*Job*
Identify every line in the records below that contains the word "实现以钱养事", and copy each of those lines.

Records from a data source
========

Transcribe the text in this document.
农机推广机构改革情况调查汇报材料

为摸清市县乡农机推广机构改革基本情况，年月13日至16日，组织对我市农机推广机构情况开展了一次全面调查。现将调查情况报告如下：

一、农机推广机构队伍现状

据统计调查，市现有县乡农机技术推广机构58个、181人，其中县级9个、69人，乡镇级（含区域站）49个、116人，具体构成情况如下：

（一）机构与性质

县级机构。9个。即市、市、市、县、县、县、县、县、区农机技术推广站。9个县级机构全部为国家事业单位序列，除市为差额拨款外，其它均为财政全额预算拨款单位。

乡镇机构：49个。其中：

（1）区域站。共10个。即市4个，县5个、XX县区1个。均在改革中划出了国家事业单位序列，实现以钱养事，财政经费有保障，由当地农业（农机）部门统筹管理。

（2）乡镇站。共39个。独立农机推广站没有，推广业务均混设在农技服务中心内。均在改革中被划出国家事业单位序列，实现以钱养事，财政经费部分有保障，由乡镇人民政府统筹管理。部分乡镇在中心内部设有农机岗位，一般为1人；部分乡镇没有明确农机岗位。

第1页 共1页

========

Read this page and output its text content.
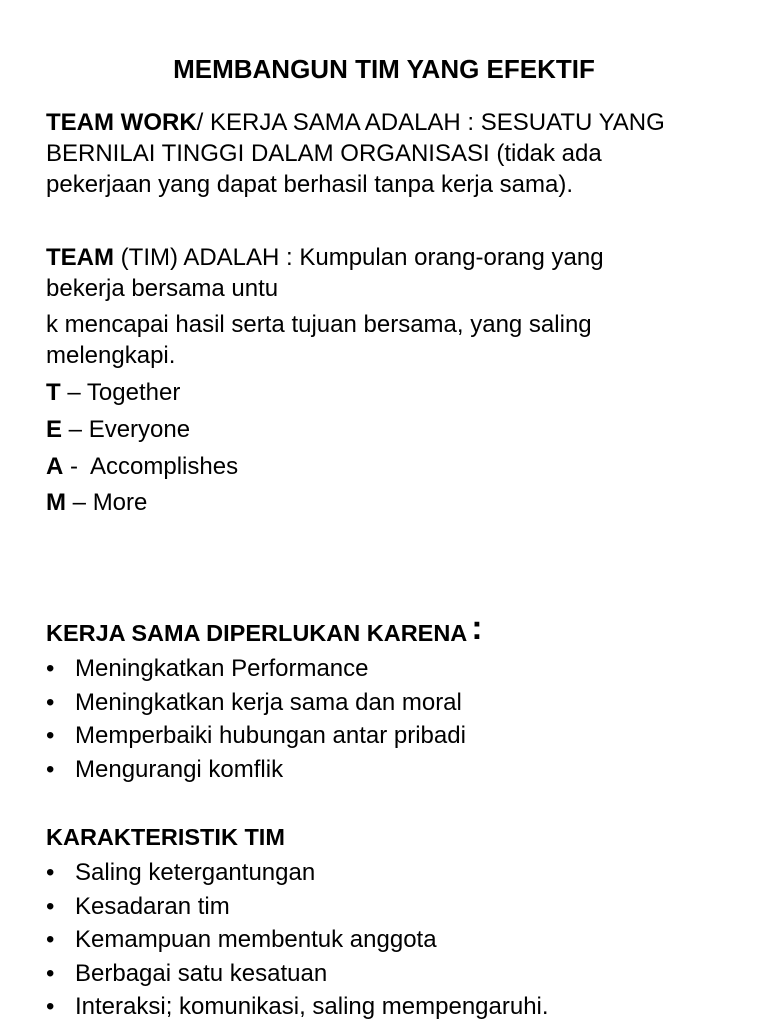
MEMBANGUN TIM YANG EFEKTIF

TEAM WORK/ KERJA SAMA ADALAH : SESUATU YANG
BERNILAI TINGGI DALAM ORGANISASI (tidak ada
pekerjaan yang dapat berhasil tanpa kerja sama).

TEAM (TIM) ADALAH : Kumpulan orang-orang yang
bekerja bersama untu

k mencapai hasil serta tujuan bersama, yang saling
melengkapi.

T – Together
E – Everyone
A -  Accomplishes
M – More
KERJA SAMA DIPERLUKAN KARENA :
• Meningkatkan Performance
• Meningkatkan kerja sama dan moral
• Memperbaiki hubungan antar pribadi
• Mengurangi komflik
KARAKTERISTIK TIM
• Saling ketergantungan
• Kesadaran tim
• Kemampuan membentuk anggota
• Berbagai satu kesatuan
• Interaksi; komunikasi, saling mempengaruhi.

========

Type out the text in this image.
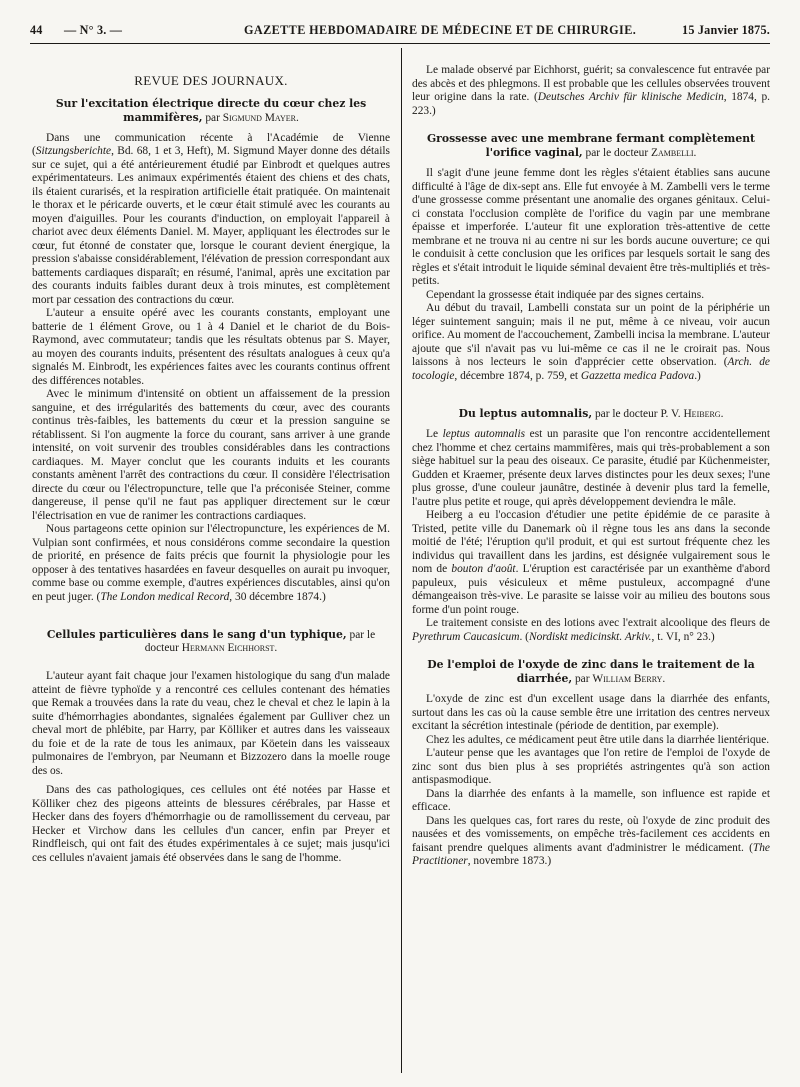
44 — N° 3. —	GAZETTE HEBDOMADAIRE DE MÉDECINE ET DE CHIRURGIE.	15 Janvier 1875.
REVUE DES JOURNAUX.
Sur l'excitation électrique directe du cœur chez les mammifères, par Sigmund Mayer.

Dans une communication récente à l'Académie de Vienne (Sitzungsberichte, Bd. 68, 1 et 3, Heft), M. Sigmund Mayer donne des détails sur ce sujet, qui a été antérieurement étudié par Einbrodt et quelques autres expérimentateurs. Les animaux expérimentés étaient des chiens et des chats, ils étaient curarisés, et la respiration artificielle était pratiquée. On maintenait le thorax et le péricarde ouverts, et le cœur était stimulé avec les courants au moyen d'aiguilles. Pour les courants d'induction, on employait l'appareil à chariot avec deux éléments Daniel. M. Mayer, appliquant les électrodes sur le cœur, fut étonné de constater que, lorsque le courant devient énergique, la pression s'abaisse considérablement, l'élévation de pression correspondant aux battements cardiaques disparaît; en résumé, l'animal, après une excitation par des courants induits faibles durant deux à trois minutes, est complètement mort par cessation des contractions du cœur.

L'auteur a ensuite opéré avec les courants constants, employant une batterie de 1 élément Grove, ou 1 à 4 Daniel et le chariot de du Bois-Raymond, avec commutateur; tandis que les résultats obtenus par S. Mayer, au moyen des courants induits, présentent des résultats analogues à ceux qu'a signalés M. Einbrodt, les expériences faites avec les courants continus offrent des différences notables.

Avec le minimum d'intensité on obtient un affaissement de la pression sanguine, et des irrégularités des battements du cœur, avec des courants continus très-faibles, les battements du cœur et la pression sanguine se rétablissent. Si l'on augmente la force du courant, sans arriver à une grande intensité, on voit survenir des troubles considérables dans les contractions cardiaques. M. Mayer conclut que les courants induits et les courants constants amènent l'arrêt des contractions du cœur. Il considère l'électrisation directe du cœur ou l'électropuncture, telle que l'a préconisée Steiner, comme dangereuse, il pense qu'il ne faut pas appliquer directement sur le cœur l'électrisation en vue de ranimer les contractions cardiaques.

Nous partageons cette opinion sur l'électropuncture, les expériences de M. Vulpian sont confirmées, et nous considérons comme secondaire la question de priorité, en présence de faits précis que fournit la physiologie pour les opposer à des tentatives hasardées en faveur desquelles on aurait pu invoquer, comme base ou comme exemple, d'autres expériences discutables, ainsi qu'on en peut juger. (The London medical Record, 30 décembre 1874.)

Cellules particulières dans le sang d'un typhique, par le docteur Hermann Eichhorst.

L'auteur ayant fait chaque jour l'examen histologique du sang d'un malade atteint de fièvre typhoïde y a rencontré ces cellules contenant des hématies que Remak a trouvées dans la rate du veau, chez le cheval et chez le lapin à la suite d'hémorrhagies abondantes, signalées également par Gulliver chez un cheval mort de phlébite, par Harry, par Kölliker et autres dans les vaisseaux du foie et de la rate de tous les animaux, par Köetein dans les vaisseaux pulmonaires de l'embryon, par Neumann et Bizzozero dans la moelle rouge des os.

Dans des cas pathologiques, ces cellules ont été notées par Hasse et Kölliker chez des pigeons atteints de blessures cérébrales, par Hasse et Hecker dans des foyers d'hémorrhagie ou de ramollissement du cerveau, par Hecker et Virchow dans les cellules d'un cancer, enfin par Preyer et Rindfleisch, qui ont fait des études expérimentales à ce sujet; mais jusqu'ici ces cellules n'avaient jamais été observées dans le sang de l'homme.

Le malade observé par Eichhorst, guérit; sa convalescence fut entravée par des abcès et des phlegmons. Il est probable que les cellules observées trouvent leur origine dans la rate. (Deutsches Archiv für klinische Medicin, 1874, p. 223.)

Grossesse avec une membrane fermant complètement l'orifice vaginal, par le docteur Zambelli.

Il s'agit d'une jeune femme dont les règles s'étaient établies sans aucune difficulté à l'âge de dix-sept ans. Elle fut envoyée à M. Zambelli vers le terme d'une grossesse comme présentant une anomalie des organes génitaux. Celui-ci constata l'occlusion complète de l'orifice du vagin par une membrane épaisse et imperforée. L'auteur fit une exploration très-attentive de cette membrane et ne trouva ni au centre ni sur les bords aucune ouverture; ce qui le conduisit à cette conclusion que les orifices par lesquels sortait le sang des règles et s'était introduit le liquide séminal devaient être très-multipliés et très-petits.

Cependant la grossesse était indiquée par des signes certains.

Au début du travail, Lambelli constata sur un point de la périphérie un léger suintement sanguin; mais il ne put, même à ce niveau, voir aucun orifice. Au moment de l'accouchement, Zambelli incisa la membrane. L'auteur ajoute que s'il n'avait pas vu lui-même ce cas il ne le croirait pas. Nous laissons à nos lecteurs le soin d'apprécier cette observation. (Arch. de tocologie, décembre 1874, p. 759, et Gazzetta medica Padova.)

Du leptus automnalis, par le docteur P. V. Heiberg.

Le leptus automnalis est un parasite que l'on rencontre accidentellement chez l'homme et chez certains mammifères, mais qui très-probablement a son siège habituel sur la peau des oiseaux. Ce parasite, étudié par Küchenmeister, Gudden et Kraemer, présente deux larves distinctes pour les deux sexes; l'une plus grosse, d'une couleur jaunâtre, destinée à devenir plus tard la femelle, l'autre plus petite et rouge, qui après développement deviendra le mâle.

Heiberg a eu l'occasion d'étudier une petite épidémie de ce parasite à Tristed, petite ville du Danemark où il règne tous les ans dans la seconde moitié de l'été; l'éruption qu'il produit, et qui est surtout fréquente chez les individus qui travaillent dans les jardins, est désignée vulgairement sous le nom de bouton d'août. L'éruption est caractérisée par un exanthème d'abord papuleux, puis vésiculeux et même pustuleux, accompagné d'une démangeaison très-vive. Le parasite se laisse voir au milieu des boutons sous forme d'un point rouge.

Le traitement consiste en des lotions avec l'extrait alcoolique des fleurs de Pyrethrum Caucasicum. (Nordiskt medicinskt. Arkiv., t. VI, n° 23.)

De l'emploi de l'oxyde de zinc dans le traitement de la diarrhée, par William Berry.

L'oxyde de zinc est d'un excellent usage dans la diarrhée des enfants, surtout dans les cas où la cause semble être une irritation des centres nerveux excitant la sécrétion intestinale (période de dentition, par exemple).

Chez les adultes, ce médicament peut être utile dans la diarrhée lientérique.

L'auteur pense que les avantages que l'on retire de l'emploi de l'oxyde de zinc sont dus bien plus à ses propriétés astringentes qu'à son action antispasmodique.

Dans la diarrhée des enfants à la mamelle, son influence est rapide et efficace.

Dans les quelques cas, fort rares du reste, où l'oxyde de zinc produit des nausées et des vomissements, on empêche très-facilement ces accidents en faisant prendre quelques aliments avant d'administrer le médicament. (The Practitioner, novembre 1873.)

========

*Output*
（1）区域站。共10个。即市4个，县5个、XX县区1个。均在改革中划出了国家事业单位序列，实现以钱养事，财政经费有保障，由当地农业（农机）部门统筹管理。
（2）乡镇站。共39个。独立农机推广站没有，推广业务均混设在农技服务中心内。均在改革中被划出国家事业单位序列，实现以钱养事，财政经费部分有保障，由乡镇人民政府统筹管理。部分乡镇在中心内部设有农机岗位，一般为1人；部分乡镇没有明确农机岗位。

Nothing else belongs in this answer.